[start]

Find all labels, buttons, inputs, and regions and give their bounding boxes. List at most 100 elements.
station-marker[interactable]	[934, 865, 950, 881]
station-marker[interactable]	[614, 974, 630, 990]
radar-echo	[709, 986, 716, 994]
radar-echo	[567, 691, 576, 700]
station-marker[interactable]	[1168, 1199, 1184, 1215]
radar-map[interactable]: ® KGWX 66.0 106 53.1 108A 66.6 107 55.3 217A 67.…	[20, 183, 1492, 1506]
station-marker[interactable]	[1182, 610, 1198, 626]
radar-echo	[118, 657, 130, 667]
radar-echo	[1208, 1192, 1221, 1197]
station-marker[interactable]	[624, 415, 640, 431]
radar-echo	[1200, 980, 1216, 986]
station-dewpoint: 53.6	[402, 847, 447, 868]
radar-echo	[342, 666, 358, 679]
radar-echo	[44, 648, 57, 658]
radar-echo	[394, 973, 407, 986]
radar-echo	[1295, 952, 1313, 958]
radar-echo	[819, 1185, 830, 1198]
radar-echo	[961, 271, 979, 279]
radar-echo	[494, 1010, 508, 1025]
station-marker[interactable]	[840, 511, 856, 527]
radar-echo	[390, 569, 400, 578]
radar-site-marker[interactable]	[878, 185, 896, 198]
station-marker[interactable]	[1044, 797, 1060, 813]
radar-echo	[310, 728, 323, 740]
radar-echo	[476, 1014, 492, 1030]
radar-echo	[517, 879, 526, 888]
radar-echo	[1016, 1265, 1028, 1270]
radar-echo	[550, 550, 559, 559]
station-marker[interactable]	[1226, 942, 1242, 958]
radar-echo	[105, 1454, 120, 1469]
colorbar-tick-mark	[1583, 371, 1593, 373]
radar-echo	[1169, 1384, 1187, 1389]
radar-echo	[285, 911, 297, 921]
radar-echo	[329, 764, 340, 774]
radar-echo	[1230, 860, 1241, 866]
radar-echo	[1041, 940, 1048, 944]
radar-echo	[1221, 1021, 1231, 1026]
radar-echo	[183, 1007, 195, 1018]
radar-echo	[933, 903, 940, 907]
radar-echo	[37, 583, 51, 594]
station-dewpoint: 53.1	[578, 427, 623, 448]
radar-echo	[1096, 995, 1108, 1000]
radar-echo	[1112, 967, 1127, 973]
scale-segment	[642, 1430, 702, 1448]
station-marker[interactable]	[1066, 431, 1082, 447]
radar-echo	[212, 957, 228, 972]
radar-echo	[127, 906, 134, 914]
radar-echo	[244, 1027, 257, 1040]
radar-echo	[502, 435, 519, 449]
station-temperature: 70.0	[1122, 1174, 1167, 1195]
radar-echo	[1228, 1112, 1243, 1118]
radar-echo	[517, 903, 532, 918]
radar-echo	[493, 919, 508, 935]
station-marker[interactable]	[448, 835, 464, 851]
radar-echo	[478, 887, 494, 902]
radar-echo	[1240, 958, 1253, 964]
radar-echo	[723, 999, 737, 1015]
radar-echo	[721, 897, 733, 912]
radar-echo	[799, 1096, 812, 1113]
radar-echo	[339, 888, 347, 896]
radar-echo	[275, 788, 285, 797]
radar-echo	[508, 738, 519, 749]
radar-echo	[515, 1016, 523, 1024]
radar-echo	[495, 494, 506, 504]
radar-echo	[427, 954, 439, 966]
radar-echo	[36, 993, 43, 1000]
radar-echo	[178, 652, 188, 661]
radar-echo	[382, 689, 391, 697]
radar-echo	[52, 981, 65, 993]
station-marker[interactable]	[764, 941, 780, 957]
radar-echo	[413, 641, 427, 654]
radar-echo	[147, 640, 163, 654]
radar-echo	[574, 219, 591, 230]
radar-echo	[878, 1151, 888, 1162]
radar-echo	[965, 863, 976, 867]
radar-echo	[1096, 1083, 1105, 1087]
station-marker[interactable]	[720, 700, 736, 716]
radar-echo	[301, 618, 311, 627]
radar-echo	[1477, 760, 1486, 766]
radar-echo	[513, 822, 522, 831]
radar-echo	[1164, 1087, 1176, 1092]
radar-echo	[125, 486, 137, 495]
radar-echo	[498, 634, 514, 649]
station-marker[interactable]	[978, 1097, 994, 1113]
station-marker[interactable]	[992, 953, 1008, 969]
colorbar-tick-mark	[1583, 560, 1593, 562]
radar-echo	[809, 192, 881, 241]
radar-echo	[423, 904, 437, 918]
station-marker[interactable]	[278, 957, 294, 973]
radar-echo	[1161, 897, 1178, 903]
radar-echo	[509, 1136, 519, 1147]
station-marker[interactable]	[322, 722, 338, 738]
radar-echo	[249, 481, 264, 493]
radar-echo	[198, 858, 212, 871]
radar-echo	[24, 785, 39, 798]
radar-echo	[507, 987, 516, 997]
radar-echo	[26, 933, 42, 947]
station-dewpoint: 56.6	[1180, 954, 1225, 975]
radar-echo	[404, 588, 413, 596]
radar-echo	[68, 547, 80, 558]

[end]

Starting at the beginning of the data and ending with the line that contains "1265, 1028, 1270]", reproduce those lines with every "station-marker" changed to "weather-station" and nothing else altered.

Find all labels, buttons, inputs, and regions and give their bounding boxes. List at most 100 elements.
weather-station[interactable]	[934, 865, 950, 881]
weather-station[interactable]	[614, 974, 630, 990]
radar-echo	[709, 986, 716, 994]
radar-echo	[567, 691, 576, 700]
weather-station[interactable]	[1168, 1199, 1184, 1215]
radar-map[interactable]: ® KGWX 66.0 106 53.1 108A 66.6 107 55.3 217A 67.…	[20, 183, 1492, 1506]
weather-station[interactable]	[1182, 610, 1198, 626]
radar-echo	[118, 657, 130, 667]
radar-echo	[1208, 1192, 1221, 1197]
weather-station[interactable]	[624, 415, 640, 431]
radar-echo	[1200, 980, 1216, 986]
station-dewpoint: 53.6	[402, 847, 447, 868]
radar-echo	[342, 666, 358, 679]
radar-echo	[44, 648, 57, 658]
radar-echo	[394, 973, 407, 986]
radar-echo	[1295, 952, 1313, 958]
radar-echo	[819, 1185, 830, 1198]
radar-echo	[961, 271, 979, 279]
radar-echo	[494, 1010, 508, 1025]
weather-station[interactable]	[840, 511, 856, 527]
radar-echo	[390, 569, 400, 578]
radar-site-marker[interactable]	[878, 185, 896, 198]
weather-station[interactable]	[1044, 797, 1060, 813]
radar-echo	[310, 728, 323, 740]
radar-echo	[476, 1014, 492, 1030]
radar-echo	[517, 879, 526, 888]
radar-echo	[1016, 1265, 1028, 1270]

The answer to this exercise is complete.